### INPUT
• • •

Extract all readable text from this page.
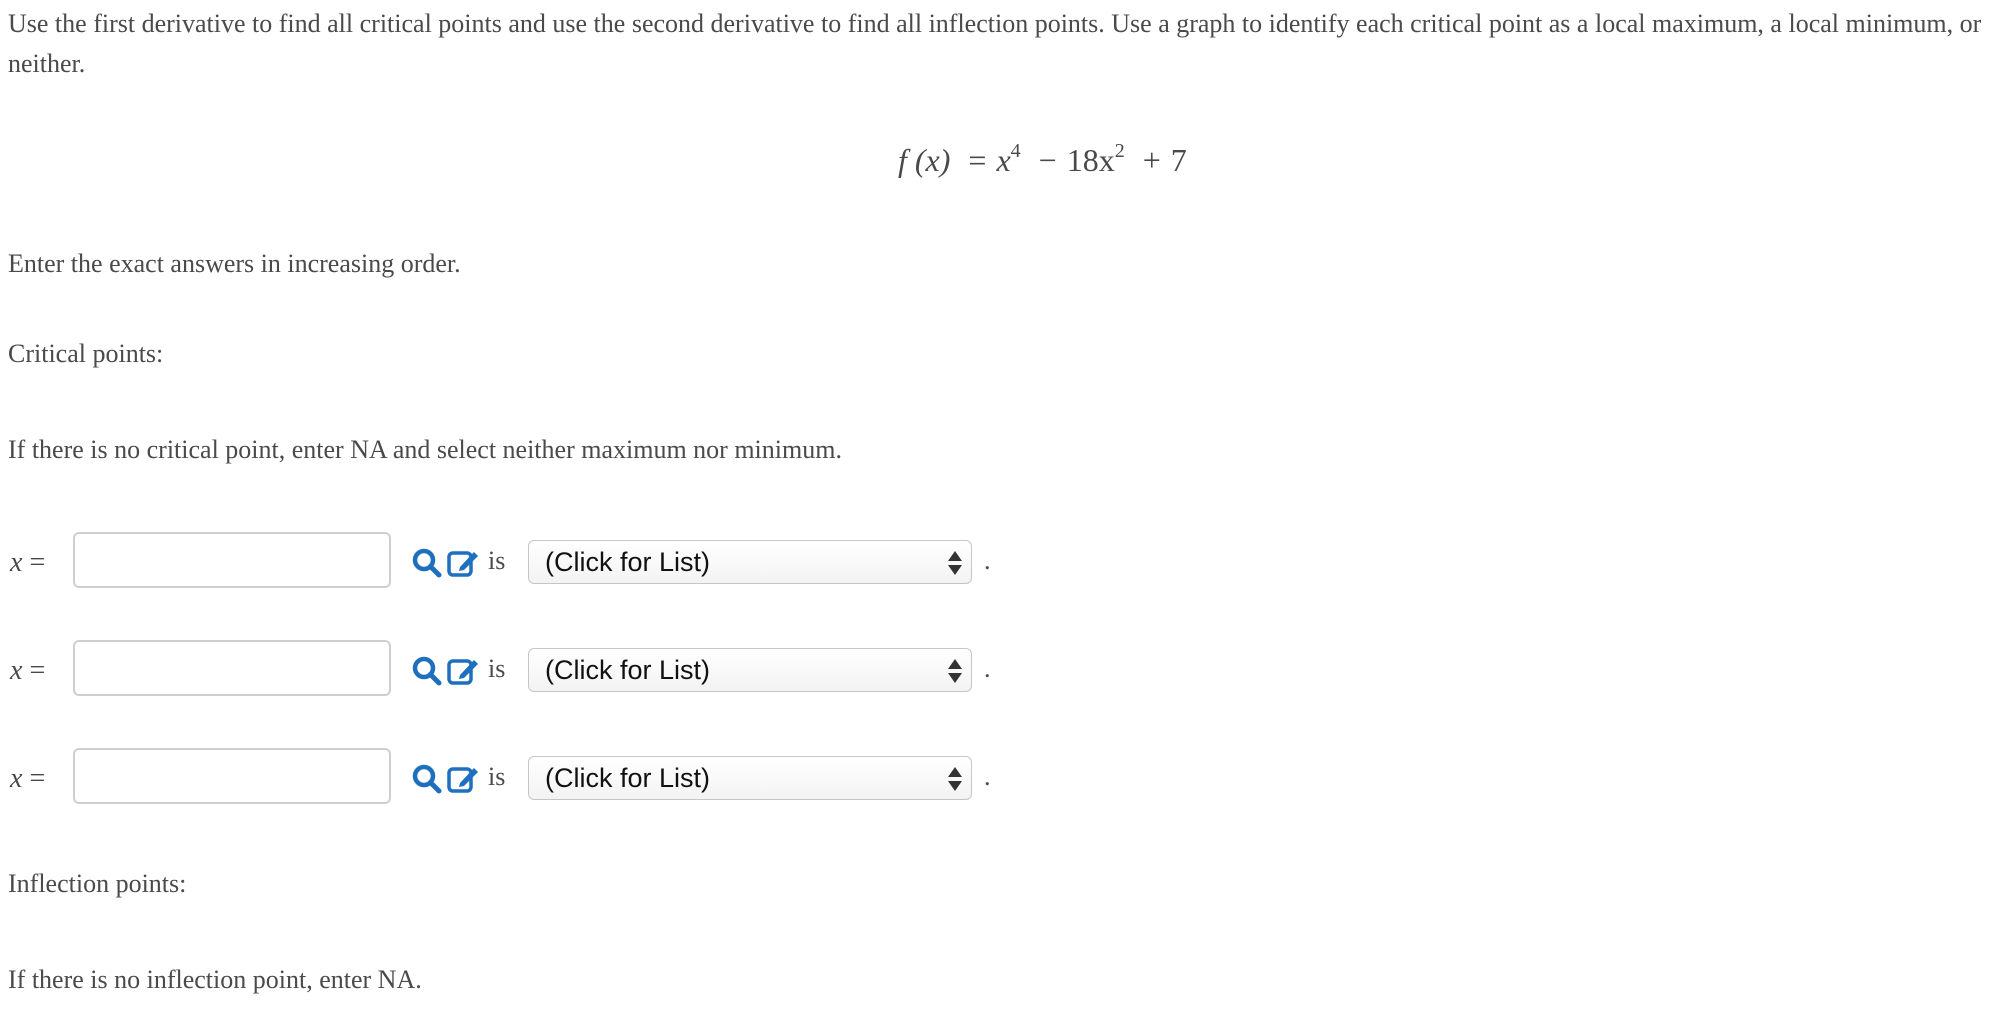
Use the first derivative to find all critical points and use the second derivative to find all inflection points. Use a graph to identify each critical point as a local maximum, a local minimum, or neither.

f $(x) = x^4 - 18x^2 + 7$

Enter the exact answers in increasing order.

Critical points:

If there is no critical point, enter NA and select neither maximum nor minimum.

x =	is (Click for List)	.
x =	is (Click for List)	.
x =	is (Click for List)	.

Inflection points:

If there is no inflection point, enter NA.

• • •

### SHORT PROBLEM
Give an exact copy of the material, leaving out every picture.

### SOLUTION FOR THIS EXERCISE
Extract all readable text from this page.
Use the first derivative to find all critical points and use the second derivative to find all inflection points. Use a graph to identify each critical point as a local maximum, a local minimum, or neither.

f $(x) = x^4 - 18x^2 + 7$

Enter the exact answers in increasing order.

Critical points:

If there is no critical point, enter NA and select neither maximum nor minimum.

x =	is (Click for List)	.
x =	is (Click for List)	.
x =	is (Click for List)	.

Inflection points:

If there is no inflection point, enter NA.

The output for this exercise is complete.